● **To do**: Reproduce the records exactly.

● **Task inputs**:
++++++++++++++++++++

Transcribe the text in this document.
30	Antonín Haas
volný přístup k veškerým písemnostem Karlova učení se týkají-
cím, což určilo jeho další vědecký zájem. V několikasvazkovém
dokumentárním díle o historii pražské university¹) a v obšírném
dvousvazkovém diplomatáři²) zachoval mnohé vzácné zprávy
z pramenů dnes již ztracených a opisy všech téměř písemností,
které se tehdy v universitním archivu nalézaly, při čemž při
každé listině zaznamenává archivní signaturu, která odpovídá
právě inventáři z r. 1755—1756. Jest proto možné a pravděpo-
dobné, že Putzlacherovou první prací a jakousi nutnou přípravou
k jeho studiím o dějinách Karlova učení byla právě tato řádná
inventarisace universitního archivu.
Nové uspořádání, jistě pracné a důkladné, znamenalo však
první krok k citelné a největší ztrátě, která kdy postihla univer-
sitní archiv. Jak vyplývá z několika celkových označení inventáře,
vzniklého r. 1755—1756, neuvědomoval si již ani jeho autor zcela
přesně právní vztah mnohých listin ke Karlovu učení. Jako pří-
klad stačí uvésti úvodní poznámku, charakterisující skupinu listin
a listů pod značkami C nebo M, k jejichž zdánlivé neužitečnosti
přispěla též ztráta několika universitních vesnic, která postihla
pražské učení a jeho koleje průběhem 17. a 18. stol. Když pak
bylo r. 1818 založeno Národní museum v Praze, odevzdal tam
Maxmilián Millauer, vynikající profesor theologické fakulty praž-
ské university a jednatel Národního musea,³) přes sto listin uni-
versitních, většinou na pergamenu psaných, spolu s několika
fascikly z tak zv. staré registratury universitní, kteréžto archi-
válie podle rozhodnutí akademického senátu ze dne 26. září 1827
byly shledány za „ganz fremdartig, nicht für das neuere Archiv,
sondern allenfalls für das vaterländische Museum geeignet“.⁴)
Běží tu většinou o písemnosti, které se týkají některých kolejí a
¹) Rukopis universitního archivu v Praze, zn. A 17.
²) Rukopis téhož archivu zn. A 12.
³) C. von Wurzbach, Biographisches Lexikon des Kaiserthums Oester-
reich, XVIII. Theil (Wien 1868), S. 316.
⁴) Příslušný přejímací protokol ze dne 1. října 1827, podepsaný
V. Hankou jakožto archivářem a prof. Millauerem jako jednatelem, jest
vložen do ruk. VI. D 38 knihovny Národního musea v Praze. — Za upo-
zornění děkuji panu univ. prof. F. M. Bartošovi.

++++++++++++++++++++

● **Answer to this problem**:
Transcribe the text in this document.
30	Antonín Haas
volný přístup k veškerým písemnostem Karlova učení se týkají-
cím, což určilo jeho další vědecký zájem. V několikasvazkovém
dokumentárním díle o historii pražské university¹) a v obšírném
dvousvazkovém diplomatáři²) zachoval mnohé vzácné zprávy
z pramenů dnes již ztracených a opisy všech téměř písemností,
které se tehdy v universitním archivu nalézaly, při čemž při
každé listině zaznamenává archivní signaturu, která odpovídá
právě inventáři z r. 1755—1756. Jest proto možné a pravděpo-
dobné, že Putzlacherovou první prací a jakousi nutnou přípravou
k jeho studiím o dějinách Karlova učení byla právě tato řádná
inventarisace universitního archivu.
Nové uspořádání, jistě pracné a důkladné, znamenalo však
první krok k citelné a největší ztrátě, která kdy postihla univer-
sitní archiv. Jak vyplývá z několika celkových označení inventáře,
vzniklého r. 1755—1756, neuvědomoval si již ani jeho autor zcela
přesně právní vztah mnohých listin ke Karlovu učení. Jako pří-
klad stačí uvésti úvodní poznámku, charakterisující skupinu listin
a listů pod značkami C nebo M, k jejichž zdánlivé neužitečnosti
přispěla též ztráta několika universitních vesnic, která postihla
pražské učení a jeho koleje průběhem 17. a 18. stol. Když pak
bylo r. 1818 založeno Národní museum v Praze, odevzdal tam
Maxmilián Millauer, vynikající profesor theologické fakulty praž-
ské university a jednatel Národního musea,³) přes sto listin uni-
versitních, většinou na pergamenu psaných, spolu s několika
fascikly z tak zv. staré registratury universitní, kteréžto archi-
válie podle rozhodnutí akademického senátu ze dne 26. září 1827
byly shledány za „ganz fremdartig, nicht für das neuere Archiv,
sondern allenfalls für das vaterländische Museum geeignet“.⁴)
Běží tu většinou o písemnosti, které se týkají některých kolejí a
¹) Rukopis universitního archivu v Praze, zn. A 17.
²) Rukopis téhož archivu zn. A 12.
³) C. von Wurzbach, Biographisches Lexikon des Kaiserthums Oester-
reich, XVIII. Theil (Wien 1868), S. 316.
⁴) Příslušný přejímací protokol ze dne 1. října 1827, podepsaný
V. Hankou jakožto archivářem a prof. Millauerem jako jednatelem, jest
vložen do ruk. VI. D 38 knihovny Národního musea v Praze. — Za upo-
zornění děkuji panu univ. prof. F. M. Bartošovi.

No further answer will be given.